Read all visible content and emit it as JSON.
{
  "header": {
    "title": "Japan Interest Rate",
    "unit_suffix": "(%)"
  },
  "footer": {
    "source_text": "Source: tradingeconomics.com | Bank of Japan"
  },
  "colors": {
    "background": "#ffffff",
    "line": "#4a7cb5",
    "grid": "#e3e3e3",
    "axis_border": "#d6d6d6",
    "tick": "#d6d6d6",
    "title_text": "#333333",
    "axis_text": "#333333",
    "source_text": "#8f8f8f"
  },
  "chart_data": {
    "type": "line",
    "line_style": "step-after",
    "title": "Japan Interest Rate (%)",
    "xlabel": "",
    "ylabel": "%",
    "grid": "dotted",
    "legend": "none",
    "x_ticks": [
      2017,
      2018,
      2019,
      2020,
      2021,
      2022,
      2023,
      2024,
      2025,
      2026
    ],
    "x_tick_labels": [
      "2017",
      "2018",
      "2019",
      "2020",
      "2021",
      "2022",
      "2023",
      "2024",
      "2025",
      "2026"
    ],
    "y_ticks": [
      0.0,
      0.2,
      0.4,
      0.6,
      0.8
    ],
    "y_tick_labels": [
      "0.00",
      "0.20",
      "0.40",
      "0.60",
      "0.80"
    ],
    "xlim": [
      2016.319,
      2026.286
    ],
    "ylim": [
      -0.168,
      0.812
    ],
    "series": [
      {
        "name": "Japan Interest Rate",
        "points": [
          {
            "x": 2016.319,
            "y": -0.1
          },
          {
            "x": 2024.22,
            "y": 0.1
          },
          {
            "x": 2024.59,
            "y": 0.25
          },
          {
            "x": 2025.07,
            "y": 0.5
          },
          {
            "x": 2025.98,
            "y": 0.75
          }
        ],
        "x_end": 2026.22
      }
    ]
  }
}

BRIEF – Every line of the records above needs to be given again exactly.

IN RESPONSE –
Read all visible content and emit it as JSON.
{
  "header": {
    "title": "Japan Interest Rate",
    "unit_suffix": "(%)"
  },
  "footer": {
    "source_text": "Source: tradingeconomics.com | Bank of Japan"
  },
  "colors": {
    "background": "#ffffff",
    "line": "#4a7cb5",
    "grid": "#e3e3e3",
    "axis_border": "#d6d6d6",
    "tick": "#d6d6d6",
    "title_text": "#333333",
    "axis_text": "#333333",
    "source_text": "#8f8f8f"
  },
  "chart_data": {
    "type": "line",
    "line_style": "step-after",
    "title": "Japan Interest Rate (%)",
    "xlabel": "",
    "ylabel": "%",
    "grid": "dotted",
    "legend": "none",
    "x_ticks": [
      2017,
      2018,
      2019,
      2020,
      2021,
      2022,
      2023,
      2024,
      2025,
      2026
    ],
    "x_tick_labels": [
      "2017",
      "2018",
      "2019",
      "2020",
      "2021",
      "2022",
      "2023",
      "2024",
      "2025",
      "2026"
    ],
    "y_ticks": [
      0.0,
      0.2,
      0.4,
      0.6,
      0.8
    ],
    "y_tick_labels": [
      "0.00",
      "0.20",
      "0.40",
      "0.60",
      "0.80"
    ],
    "xlim": [
      2016.319,
      2026.286
    ],
    "ylim": [
      -0.168,
      0.812
    ],
    "series": [
      {
        "name": "Japan Interest Rate",
        "points": [
          {
            "x": 2016.319,
            "y": -0.1
          },
          {
            "x": 2024.22,
            "y": 0.1
          },
          {
            "x": 2024.59,
            "y": 0.25
          },
          {
            "x": 2025.07,
            "y": 0.5
          },
          {
            "x": 2025.98,
            "y": 0.75
          }
        ],
        "x_end": 2026.22
      }
    ]
  }
}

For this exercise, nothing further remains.